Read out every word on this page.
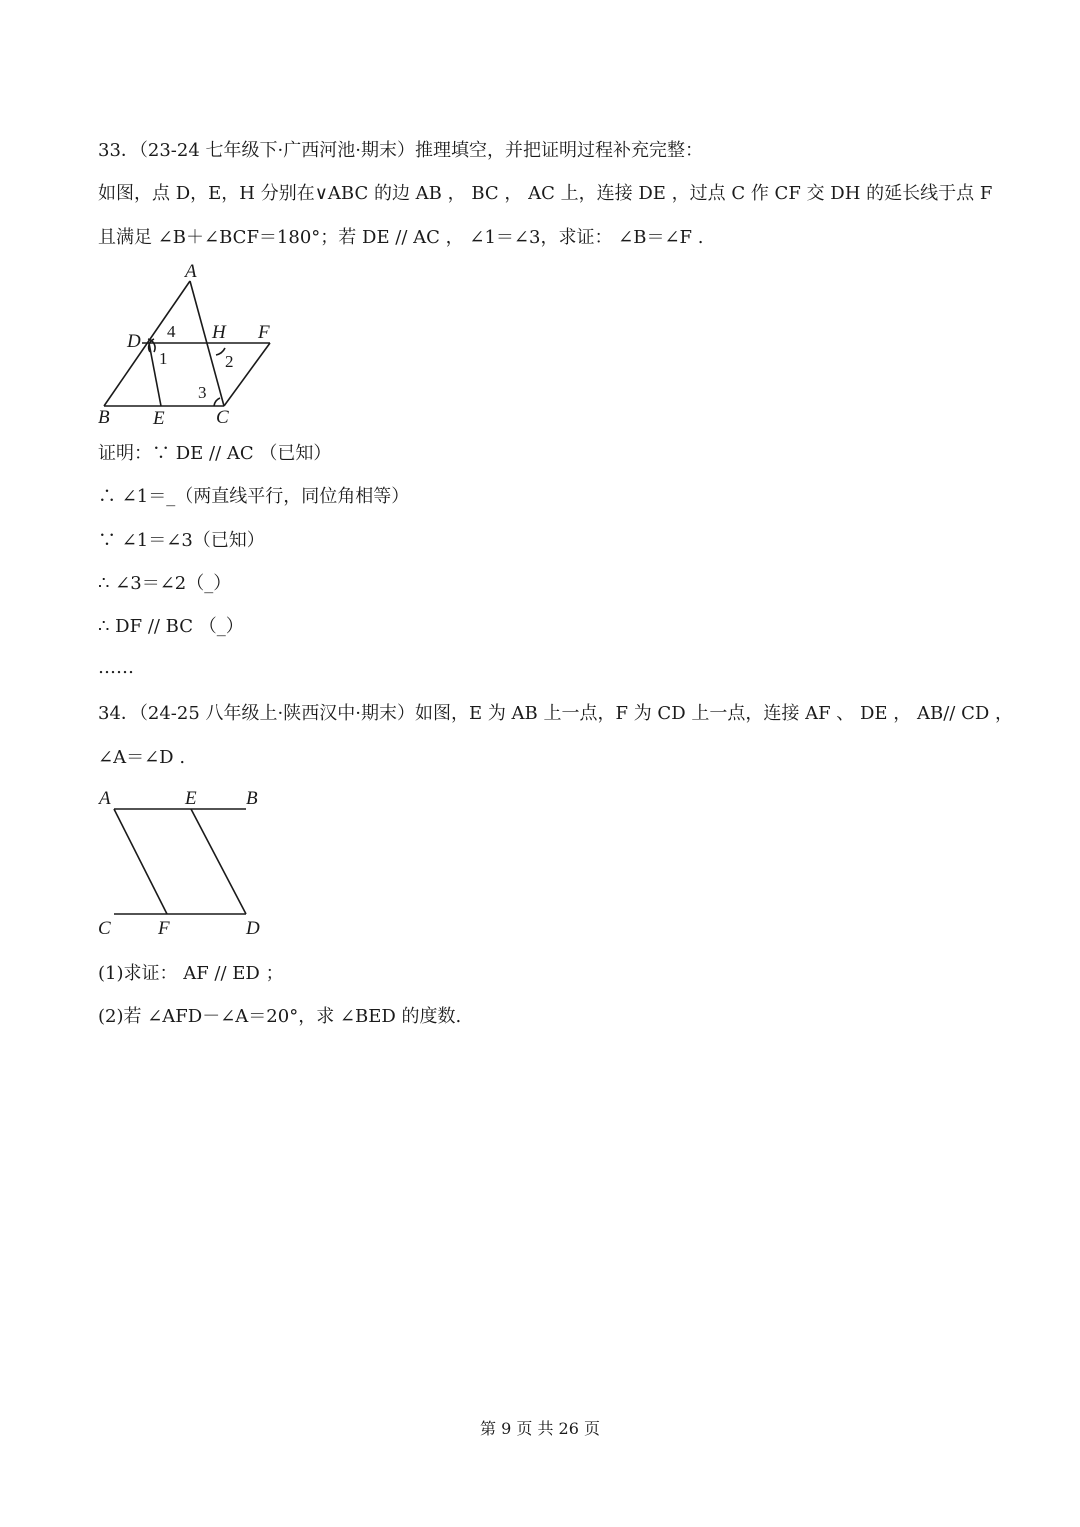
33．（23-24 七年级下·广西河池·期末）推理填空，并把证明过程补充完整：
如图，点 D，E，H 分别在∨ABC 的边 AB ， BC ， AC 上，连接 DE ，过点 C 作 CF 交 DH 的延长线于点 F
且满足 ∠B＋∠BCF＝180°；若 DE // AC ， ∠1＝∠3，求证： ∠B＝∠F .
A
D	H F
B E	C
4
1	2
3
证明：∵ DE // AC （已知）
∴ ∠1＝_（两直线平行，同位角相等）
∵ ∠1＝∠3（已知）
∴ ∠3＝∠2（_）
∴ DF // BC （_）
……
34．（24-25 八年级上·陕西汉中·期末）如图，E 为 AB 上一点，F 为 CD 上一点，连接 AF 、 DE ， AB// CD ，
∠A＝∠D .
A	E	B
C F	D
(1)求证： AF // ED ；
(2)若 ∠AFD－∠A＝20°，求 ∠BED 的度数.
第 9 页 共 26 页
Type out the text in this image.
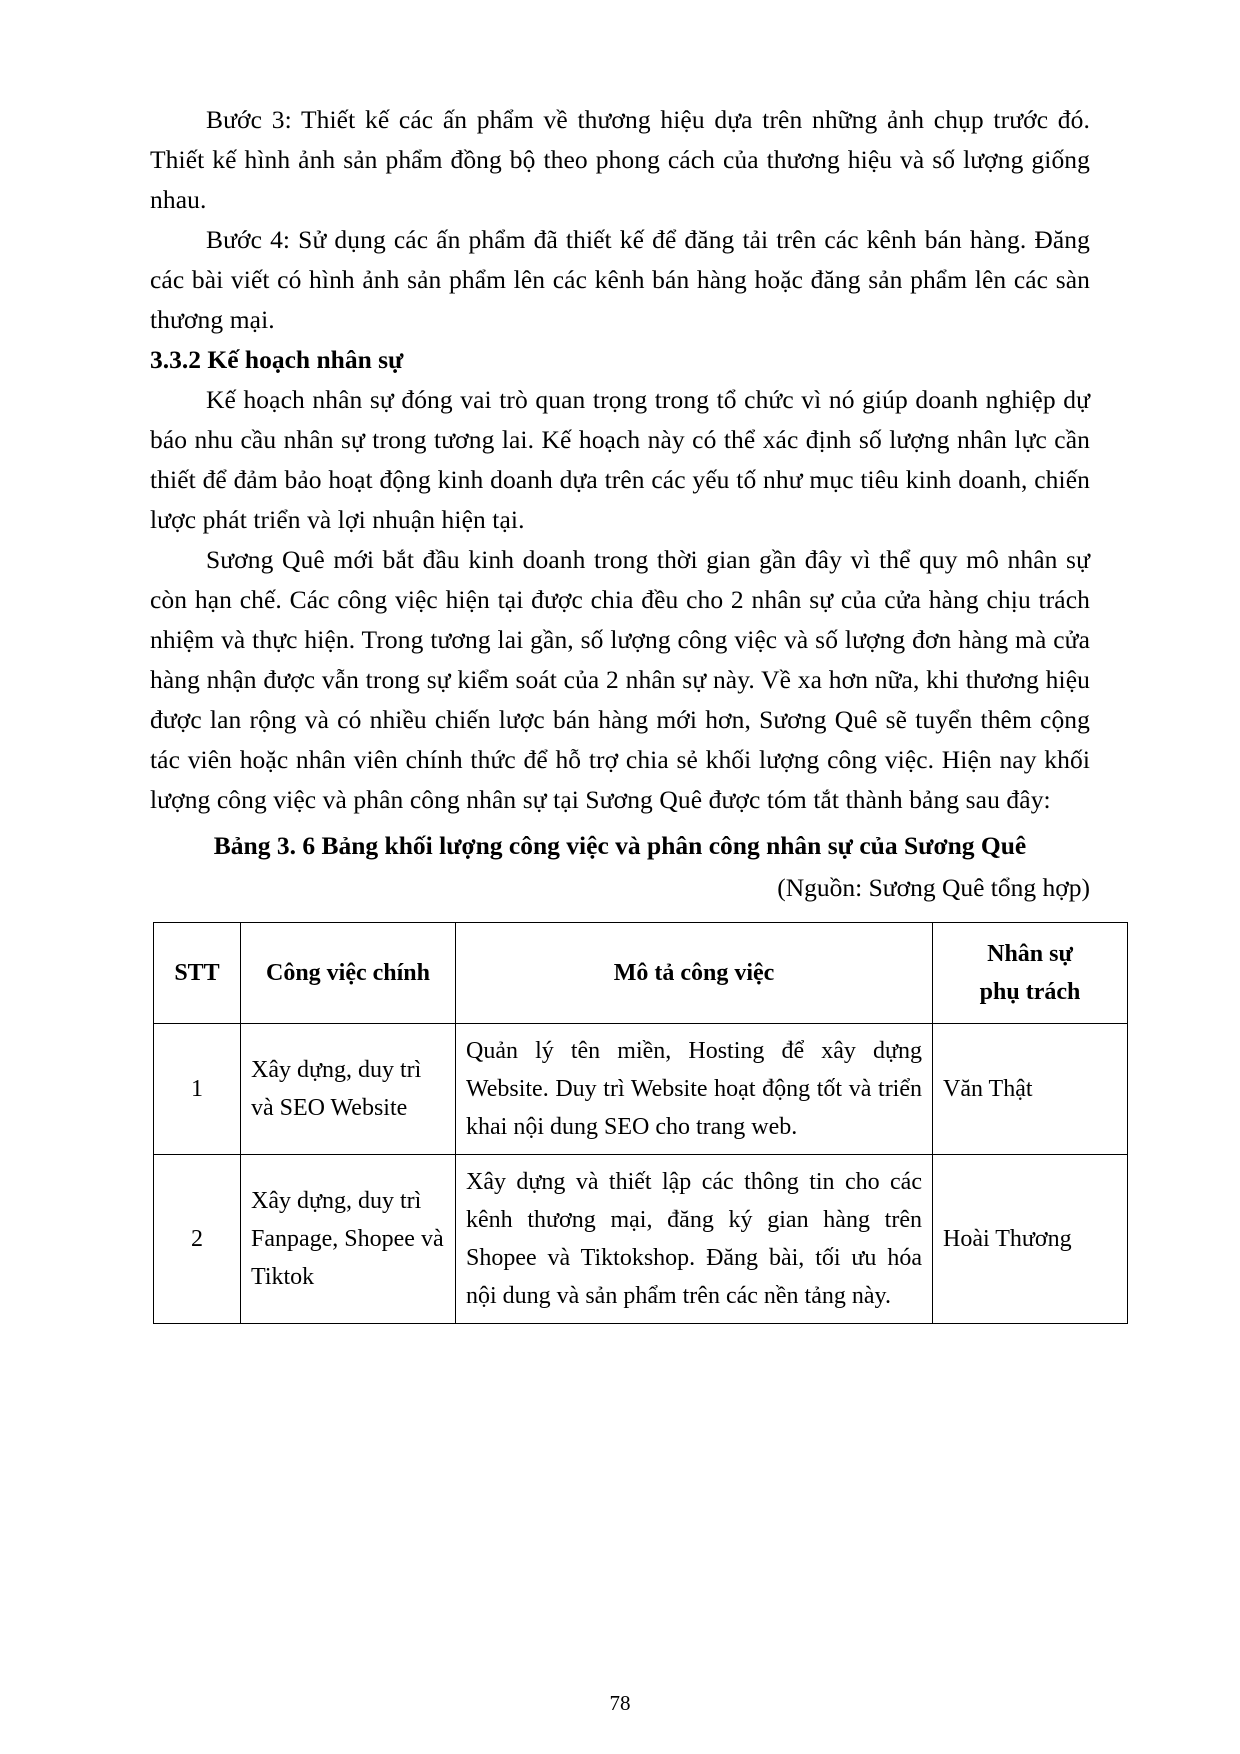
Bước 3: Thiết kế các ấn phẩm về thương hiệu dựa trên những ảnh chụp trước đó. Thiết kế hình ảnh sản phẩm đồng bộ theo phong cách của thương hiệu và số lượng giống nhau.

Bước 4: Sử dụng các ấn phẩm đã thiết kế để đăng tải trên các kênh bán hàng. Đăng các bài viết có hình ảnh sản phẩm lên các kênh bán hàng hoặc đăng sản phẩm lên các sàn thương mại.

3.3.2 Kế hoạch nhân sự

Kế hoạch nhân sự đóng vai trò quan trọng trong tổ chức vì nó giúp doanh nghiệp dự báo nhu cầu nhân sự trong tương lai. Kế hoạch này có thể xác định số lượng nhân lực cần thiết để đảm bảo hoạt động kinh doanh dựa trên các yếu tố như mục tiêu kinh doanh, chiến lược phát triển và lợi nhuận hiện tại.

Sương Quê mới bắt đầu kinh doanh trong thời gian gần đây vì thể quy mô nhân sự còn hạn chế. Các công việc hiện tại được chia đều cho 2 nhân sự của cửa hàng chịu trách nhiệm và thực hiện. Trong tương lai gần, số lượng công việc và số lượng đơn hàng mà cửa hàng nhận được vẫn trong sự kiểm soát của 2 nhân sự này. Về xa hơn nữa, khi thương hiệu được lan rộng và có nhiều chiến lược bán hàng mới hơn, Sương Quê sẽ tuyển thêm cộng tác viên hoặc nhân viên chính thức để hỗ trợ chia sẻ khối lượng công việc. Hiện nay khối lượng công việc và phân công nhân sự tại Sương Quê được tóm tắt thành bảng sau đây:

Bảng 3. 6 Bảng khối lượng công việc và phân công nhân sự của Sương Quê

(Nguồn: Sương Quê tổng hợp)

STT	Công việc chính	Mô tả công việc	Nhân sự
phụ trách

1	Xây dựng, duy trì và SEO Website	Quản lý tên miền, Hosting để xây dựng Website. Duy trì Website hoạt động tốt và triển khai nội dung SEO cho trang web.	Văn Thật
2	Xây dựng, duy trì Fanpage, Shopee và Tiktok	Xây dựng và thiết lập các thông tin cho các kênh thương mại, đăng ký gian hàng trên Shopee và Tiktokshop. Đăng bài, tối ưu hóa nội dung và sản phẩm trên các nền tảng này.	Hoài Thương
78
^^^^^^^^^^^^^^^^
== REQUIREMENT ==
Take the entries shown above and quote them verbatim, passing over the pictures.

== SOLUTION BELOW ==
Read out every word on this page.
33．（23-24 七年级下·广西河池·期末）推理填空，并把证明过程补充完整：
如图，点 D，E，H 分别在∨ABC 的边 AB ， BC ， AC 上，连接 DE ，过点 C 作 CF 交 DH 的延长线于点 F
且满足 ∠B＋∠BCF＝180°；若 DE // AC ， ∠1＝∠3，求证： ∠B＝∠F .
A
D	H F
B E	C
4
1	2
3
证明：∵ DE // AC （已知）
∴ ∠1＝_（两直线平行，同位角相等）
∵ ∠1＝∠3（已知）
∴ ∠3＝∠2（_）
∴ DF // BC （_）
……
34．（24-25 八年级上·陕西汉中·期末）如图，E 为 AB 上一点，F 为 CD 上一点，连接 AF 、 DE ， AB// CD ，
∠A＝∠D .
A	E	B
C F	D
(1)求证： AF // ED ；
(2)若 ∠AFD－∠A＝20°，求 ∠BED 的度数.
第 9 页 共 26 页
Type out the text in this image.
Bước 3: Thiết kế các ấn phẩm về thương hiệu dựa trên những ảnh chụp trước đó. Thiết kế hình ảnh sản phẩm đồng bộ theo phong cách của thương hiệu và số lượng giống nhau.

Bước 4: Sử dụng các ấn phẩm đã thiết kế để đăng tải trên các kênh bán hàng. Đăng các bài viết có hình ảnh sản phẩm lên các kênh bán hàng hoặc đăng sản phẩm lên các sàn thương mại.

3.3.2 Kế hoạch nhân sự

Kế hoạch nhân sự đóng vai trò quan trọng trong tổ chức vì nó giúp doanh nghiệp dự báo nhu cầu nhân sự trong tương lai. Kế hoạch này có thể xác định số lượng nhân lực cần thiết để đảm bảo hoạt động kinh doanh dựa trên các yếu tố như mục tiêu kinh doanh, chiến lược phát triển và lợi nhuận hiện tại.

Sương Quê mới bắt đầu kinh doanh trong thời gian gần đây vì thể quy mô nhân sự còn hạn chế. Các công việc hiện tại được chia đều cho 2 nhân sự của cửa hàng chịu trách nhiệm và thực hiện. Trong tương lai gần, số lượng công việc và số lượng đơn hàng mà cửa hàng nhận được vẫn trong sự kiểm soát của 2 nhân sự này. Về xa hơn nữa, khi thương hiệu được lan rộng và có nhiều chiến lược bán hàng mới hơn, Sương Quê sẽ tuyển thêm cộng tác viên hoặc nhân viên chính thức để hỗ trợ chia sẻ khối lượng công việc. Hiện nay khối lượng công việc và phân công nhân sự tại Sương Quê được tóm tắt thành bảng sau đây:

Bảng 3. 6 Bảng khối lượng công việc và phân công nhân sự của Sương Quê

(Nguồn: Sương Quê tổng hợp)

STT	Công việc chính	Mô tả công việc	Nhân sự
phụ trách

1	Xây dựng, duy trì và SEO Website	Quản lý tên miền, Hosting để xây dựng Website. Duy trì Website hoạt động tốt và triển khai nội dung SEO cho trang web.	Văn Thật
2	Xây dựng, duy trì Fanpage, Shopee và Tiktok	Xây dựng và thiết lập các thông tin cho các kênh thương mại, đăng ký gian hàng trên Shopee và Tiktokshop. Đăng bài, tối ưu hóa nội dung và sản phẩm trên các nền tảng này.	Hoài Thương
78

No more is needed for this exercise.